**WHAT NEEDS TO BE DONE:** Records follow. Pull out every line that contains "Минэнерго".

**RECORD SET:**
+-------+

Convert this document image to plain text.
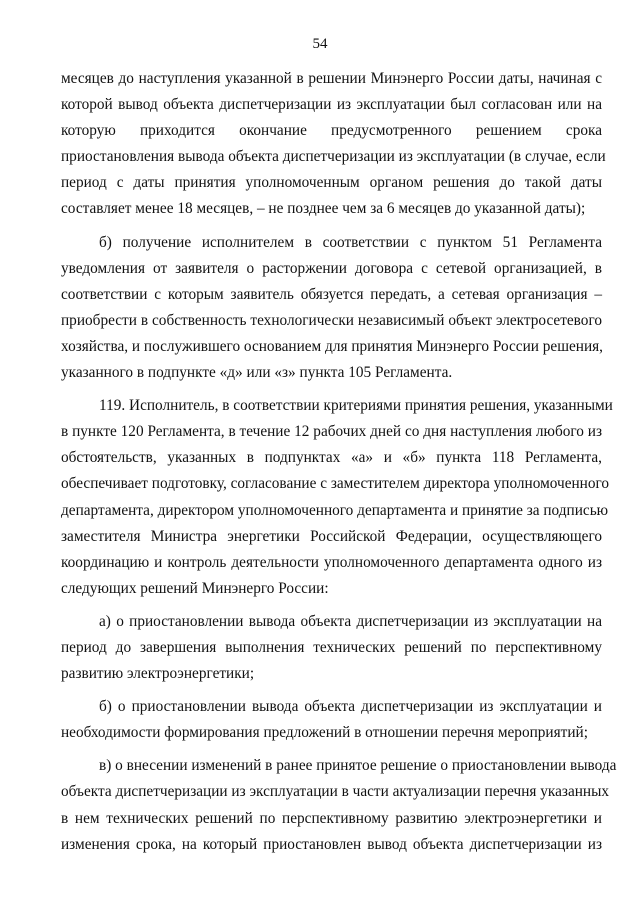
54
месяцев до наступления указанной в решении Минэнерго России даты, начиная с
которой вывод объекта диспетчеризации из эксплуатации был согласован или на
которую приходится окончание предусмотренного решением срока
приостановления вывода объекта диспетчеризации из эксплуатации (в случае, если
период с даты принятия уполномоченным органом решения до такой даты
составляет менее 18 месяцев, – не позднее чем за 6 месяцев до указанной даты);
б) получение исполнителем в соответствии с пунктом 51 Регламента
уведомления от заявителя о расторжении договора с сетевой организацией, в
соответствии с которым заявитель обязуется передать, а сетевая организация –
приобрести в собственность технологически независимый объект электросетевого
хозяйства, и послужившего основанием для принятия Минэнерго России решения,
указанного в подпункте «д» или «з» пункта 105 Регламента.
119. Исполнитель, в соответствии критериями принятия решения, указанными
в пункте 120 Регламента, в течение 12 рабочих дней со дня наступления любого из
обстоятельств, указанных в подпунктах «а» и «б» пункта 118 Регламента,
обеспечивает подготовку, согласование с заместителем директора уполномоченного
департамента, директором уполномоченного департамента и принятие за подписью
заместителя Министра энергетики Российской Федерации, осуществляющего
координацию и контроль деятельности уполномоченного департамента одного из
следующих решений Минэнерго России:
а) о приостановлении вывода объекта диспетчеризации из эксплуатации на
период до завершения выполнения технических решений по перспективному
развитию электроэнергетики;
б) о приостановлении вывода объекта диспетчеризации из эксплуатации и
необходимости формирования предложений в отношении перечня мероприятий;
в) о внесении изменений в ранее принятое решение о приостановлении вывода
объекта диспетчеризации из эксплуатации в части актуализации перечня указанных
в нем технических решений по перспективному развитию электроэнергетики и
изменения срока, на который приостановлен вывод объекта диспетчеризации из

+-------+

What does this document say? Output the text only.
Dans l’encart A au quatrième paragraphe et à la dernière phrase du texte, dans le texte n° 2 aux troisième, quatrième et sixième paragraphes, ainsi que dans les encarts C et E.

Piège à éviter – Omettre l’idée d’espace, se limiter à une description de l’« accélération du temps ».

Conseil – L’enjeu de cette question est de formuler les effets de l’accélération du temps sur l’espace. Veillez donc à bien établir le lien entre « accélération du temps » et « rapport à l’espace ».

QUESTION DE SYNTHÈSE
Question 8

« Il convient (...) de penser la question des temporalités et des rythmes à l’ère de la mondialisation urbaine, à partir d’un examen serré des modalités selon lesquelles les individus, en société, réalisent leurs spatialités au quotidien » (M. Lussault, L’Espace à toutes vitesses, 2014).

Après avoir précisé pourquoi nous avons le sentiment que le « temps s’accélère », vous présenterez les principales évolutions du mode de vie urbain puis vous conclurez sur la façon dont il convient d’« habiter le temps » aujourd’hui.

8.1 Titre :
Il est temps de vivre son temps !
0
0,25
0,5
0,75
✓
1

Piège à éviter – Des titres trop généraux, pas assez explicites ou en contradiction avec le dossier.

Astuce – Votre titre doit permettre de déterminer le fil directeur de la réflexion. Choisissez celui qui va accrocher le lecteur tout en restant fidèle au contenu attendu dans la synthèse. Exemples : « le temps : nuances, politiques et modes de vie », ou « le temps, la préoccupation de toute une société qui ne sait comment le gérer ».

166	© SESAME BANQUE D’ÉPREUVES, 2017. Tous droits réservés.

+-------+

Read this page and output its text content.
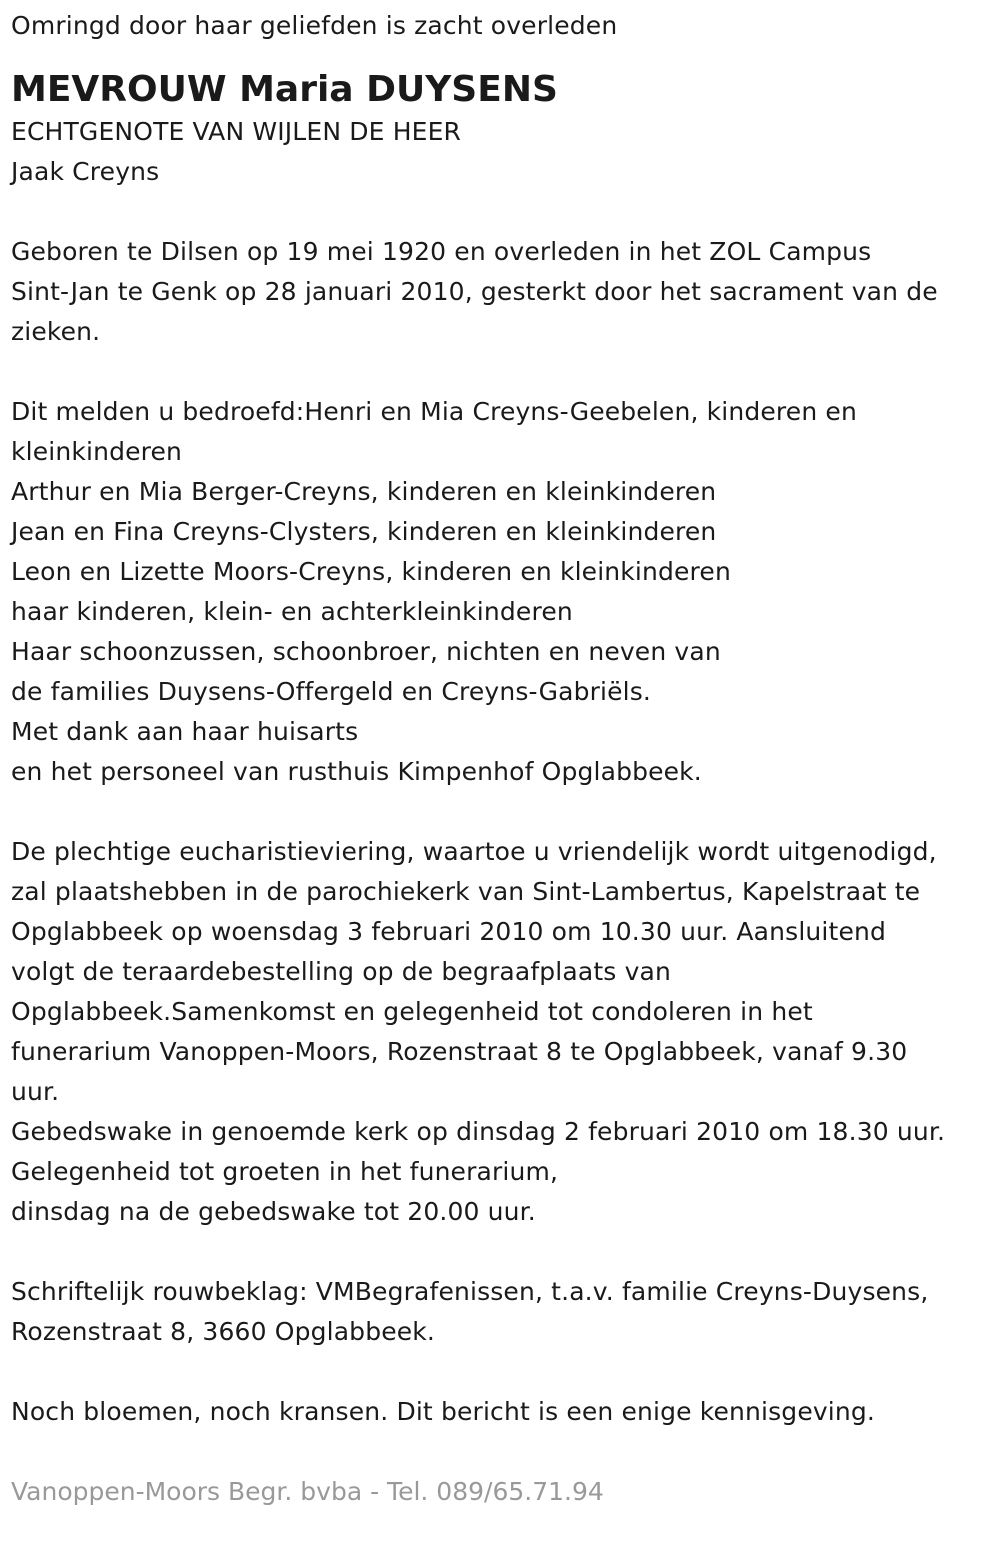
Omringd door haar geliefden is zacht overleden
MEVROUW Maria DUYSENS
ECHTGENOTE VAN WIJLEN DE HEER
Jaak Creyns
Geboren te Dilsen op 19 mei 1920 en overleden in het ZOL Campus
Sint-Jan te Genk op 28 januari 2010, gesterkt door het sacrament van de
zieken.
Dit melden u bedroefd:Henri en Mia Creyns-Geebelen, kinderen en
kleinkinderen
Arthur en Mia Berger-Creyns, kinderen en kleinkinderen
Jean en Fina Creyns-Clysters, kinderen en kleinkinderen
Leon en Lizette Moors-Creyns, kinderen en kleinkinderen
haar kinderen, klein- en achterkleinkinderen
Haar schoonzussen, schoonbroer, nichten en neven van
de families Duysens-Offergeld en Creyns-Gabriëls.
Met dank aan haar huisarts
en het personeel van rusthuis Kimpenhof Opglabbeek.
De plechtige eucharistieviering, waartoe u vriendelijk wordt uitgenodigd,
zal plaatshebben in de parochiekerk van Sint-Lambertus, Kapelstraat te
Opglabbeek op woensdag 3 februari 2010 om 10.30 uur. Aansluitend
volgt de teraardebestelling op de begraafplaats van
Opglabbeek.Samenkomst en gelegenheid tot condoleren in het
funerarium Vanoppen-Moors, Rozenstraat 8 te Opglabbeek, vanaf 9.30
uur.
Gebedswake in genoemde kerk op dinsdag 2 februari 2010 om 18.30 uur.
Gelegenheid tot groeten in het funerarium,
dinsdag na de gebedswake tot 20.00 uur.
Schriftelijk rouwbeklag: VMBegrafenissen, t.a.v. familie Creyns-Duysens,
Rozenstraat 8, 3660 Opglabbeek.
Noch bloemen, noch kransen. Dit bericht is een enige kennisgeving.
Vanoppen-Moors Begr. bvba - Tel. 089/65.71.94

+-------+

**COMPLETE RESPONSE:**
месяцев до наступления указанной в решении Минэнерго России даты, начиная с
хозяйства, и послужившего основанием для принятия Минэнерго России решения,
следующих решений Минэнерго России:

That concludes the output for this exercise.